------ Listed entries
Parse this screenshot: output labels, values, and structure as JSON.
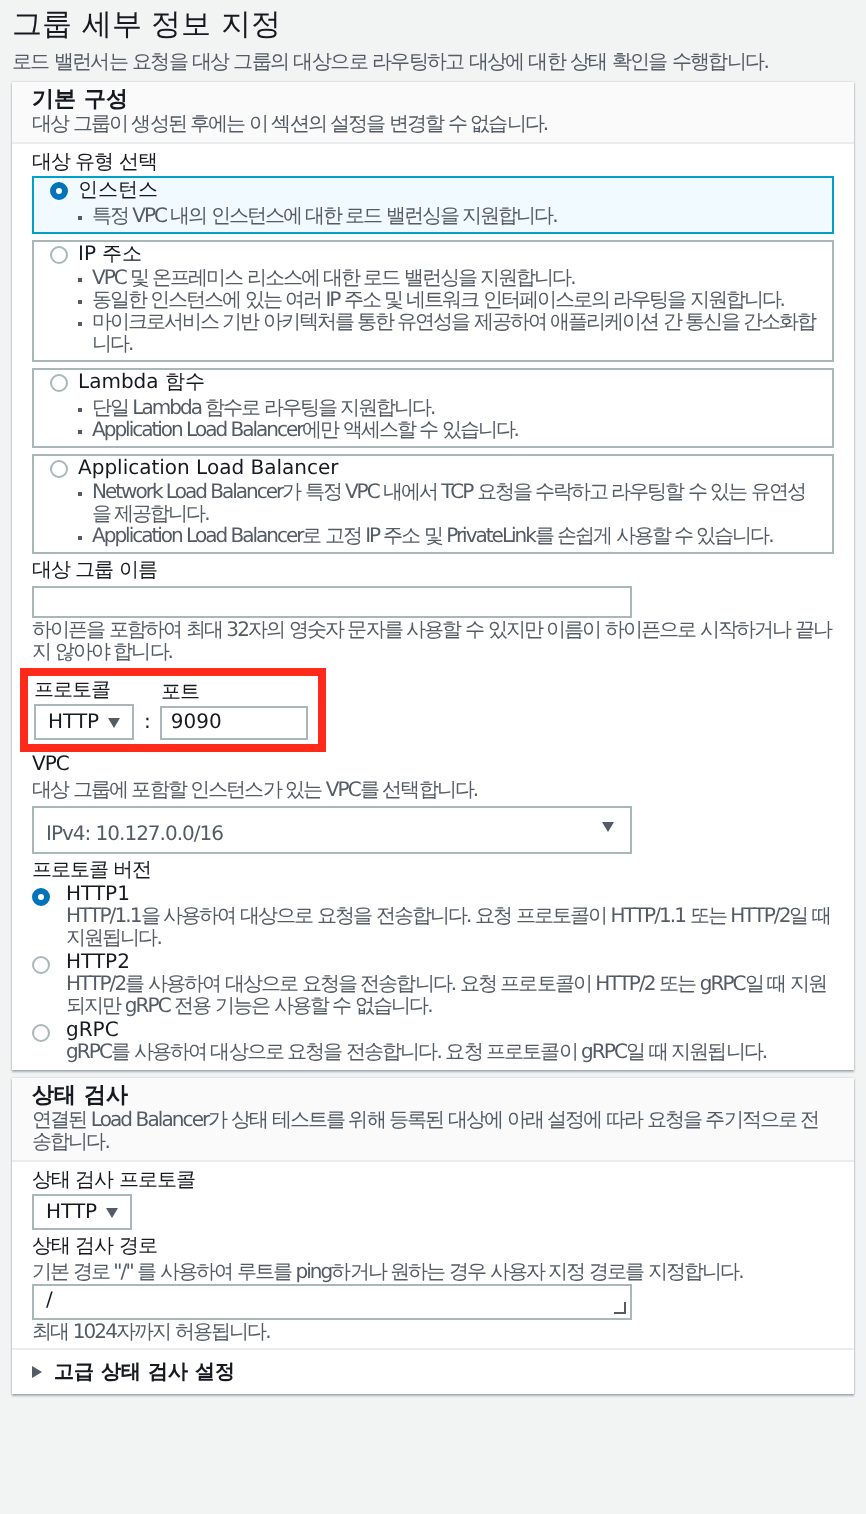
{
  "page": {
    "title": "그룹 세부 정보 지정",
    "description": "로드 밸런서는 요청을 대상 그룹의 대상으로 라우팅하고 대상에 대한 상태 확인을 수행합니다."
  },
  "basic_config": {
    "title": "기본 구성",
    "description": "대상 그룹이 생성된 후에는 이 섹션의 설정을 변경할 수 없습니다.",
    "target_type_label": "대상 유형 선택",
    "target_types": [
      {
        "label": "인스턴스",
        "selected": true,
        "bullets": [
          "특정 VPC 내의 인스턴스에 대한 로드 밸런싱을 지원합니다."
        ]
      },
      {
        "label": "IP 주소",
        "selected": false,
        "bullets": [
          "VPC 및 온프레미스 리소스에 대한 로드 밸런싱을 지원합니다.",
          "동일한 인스턴스에 있는 여러 IP 주소 및 네트워크 인터페이스로의 라우팅을 지원합니다.",
          "마이크로서비스 기반 아키텍처를 통한 유연성을 제공하여 애플리케이션 간 통신을 간소화합니다."
        ]
      },
      {
        "label": "Lambda 함수",
        "selected": false,
        "bullets": [
          "단일 Lambda 함수로 라우팅을 지원합니다.",
          "Application Load Balancer에만 액세스할 수 있습니다."
        ]
      },
      {
        "label": "Application Load Balancer",
        "selected": false,
        "bullets": [
          "Network Load Balancer가 특정 VPC 내에서 TCP 요청을 수락하고 라우팅할 수 있는 유연성을 제공합니다.",
          "Application Load Balancer로 고정 IP 주소 및 PrivateLink를 손쉽게 사용할 수 있습니다."
        ]
      }
    ],
    "name_label": "대상 그룹 이름",
    "name_hint": "하이픈을 포함하여 최대 32자의 영숫자 문자를 사용할 수 있지만 이름이 하이픈으로 시작하거나 끝나지 않아야 합니다.",
    "highlighted": true,
    "protocol_label": "프로토콜",
    "protocol_value": "HTTP",
    "separator": ":",
    "port_label": "포트",
    "port_value": "9090",
    "vpc_label": "VPC",
    "vpc_description": "대상 그룹에 포함할 인스턴스가 있는 VPC를 선택합니다.",
    "vpc_detail": "IPv4: 10.127.0.0/16",
    "protocol_version_label": "프로토콜 버전",
    "protocol_versions": [
      {
        "label": "HTTP1",
        "selected": true,
        "description": "HTTP/1.1을 사용하여 대상으로 요청을 전송합니다. 요청 프로토콜이 HTTP/1.1 또는 HTTP/2일 때 지원됩니다."
      },
      {
        "label": "HTTP2",
        "selected": false,
        "description": "HTTP/2를 사용하여 대상으로 요청을 전송합니다. 요청 프로토콜이 HTTP/2 또는 gRPC일 때 지원되지만 gRPC 전용 기능은 사용할 수 없습니다."
      },
      {
        "label": "gRPC",
        "selected": false,
        "description": "gRPC를 사용하여 대상으로 요청을 전송합니다. 요청 프로토콜이 gRPC일 때 지원됩니다."
      }
    ]
  },
  "health_check": {
    "title": "상태 검사",
    "description": "연결된 Load Balancer가 상태 테스트를 위해 등록된 대상에 아래 설정에 따라 요청을 주기적으로 전송합니다.",
    "protocol_label": "상태 검사 프로토콜",
    "protocol_value": "HTTP",
    "path_label": "상태 검사 경로",
    "path_description": "기본 경로 \"/\" 를 사용하여 루트를 ping하거나 원하는 경우 사용자 지정 경로를 지정합니다.",
    "path_value": "/",
    "path_hint": "최대 1024자까지 허용됩니다.",
    "advanced": {
      "label": "고급 상태 검사 설정",
      "expanded": false
    }
  }
}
------------
• _Goal_
Print out every entry above without changing a word, and leave out the pictures.

• _Task result_
Parse this screenshot: output labels, values, and structure as JSON.
{
  "page": {
    "title": "그룹 세부 정보 지정",
    "description": "로드 밸런서는 요청을 대상 그룹의 대상으로 라우팅하고 대상에 대한 상태 확인을 수행합니다."
  },
  "basic_config": {
    "title": "기본 구성",
    "description": "대상 그룹이 생성된 후에는 이 섹션의 설정을 변경할 수 없습니다.",
    "target_type_label": "대상 유형 선택",
    "target_types": [
      {
        "label": "인스턴스",
        "selected": true,
        "bullets": [
          "특정 VPC 내의 인스턴스에 대한 로드 밸런싱을 지원합니다."
        ]
      },
      {
        "label": "IP 주소",
        "selected": false,
        "bullets": [
          "VPC 및 온프레미스 리소스에 대한 로드 밸런싱을 지원합니다.",
          "동일한 인스턴스에 있는 여러 IP 주소 및 네트워크 인터페이스로의 라우팅을 지원합니다.",
          "마이크로서비스 기반 아키텍처를 통한 유연성을 제공하여 애플리케이션 간 통신을 간소화합니다."
        ]
      },
      {
        "label": "Lambda 함수",
        "selected": false,
        "bullets": [
          "단일 Lambda 함수로 라우팅을 지원합니다.",
          "Application Load Balancer에만 액세스할 수 있습니다."
        ]
      },
      {
        "label": "Application Load Balancer",
        "selected": false,
        "bullets": [
          "Network Load Balancer가 특정 VPC 내에서 TCP 요청을 수락하고 라우팅할 수 있는 유연성을 제공합니다.",
          "Application Load Balancer로 고정 IP 주소 및 PrivateLink를 손쉽게 사용할 수 있습니다."
        ]
      }
    ],
    "name_label": "대상 그룹 이름",
    "name_hint": "하이픈을 포함하여 최대 32자의 영숫자 문자를 사용할 수 있지만 이름이 하이픈으로 시작하거나 끝나지 않아야 합니다.",
    "highlighted": true,
    "protocol_label": "프로토콜",
    "protocol_value": "HTTP",
    "separator": ":",
    "port_label": "포트",
    "port_value": "9090",
    "vpc_label": "VPC",
    "vpc_description": "대상 그룹에 포함할 인스턴스가 있는 VPC를 선택합니다.",
    "vpc_detail": "IPv4: 10.127.0.0/16",
    "protocol_version_label": "프로토콜 버전",
    "protocol_versions": [
      {
        "label": "HTTP1",
        "selected": true,
        "description": "HTTP/1.1을 사용하여 대상으로 요청을 전송합니다. 요청 프로토콜이 HTTP/1.1 또는 HTTP/2일 때 지원됩니다."
      },
      {
        "label": "HTTP2",
        "selected": false,
        "description": "HTTP/2를 사용하여 대상으로 요청을 전송합니다. 요청 프로토콜이 HTTP/2 또는 gRPC일 때 지원되지만 gRPC 전용 기능은 사용할 수 없습니다."
      },
      {
        "label": "gRPC",
        "selected": false,
        "description": "gRPC를 사용하여 대상으로 요청을 전송합니다. 요청 프로토콜이 gRPC일 때 지원됩니다."
      }
    ]
  },
  "health_check": {
    "title": "상태 검사",
    "description": "연결된 Load Balancer가 상태 테스트를 위해 등록된 대상에 아래 설정에 따라 요청을 주기적으로 전송합니다.",
    "protocol_label": "상태 검사 프로토콜",
    "protocol_value": "HTTP",
    "path_label": "상태 검사 경로",
    "path_description": "기본 경로 \"/\" 를 사용하여 루트를 ping하거나 원하는 경우 사용자 지정 경로를 지정합니다.",
    "path_value": "/",
    "path_hint": "최대 1024자까지 허용됩니다.",
    "advanced": {
      "label": "고급 상태 검사 설정",
      "expanded": false
    }
  }
}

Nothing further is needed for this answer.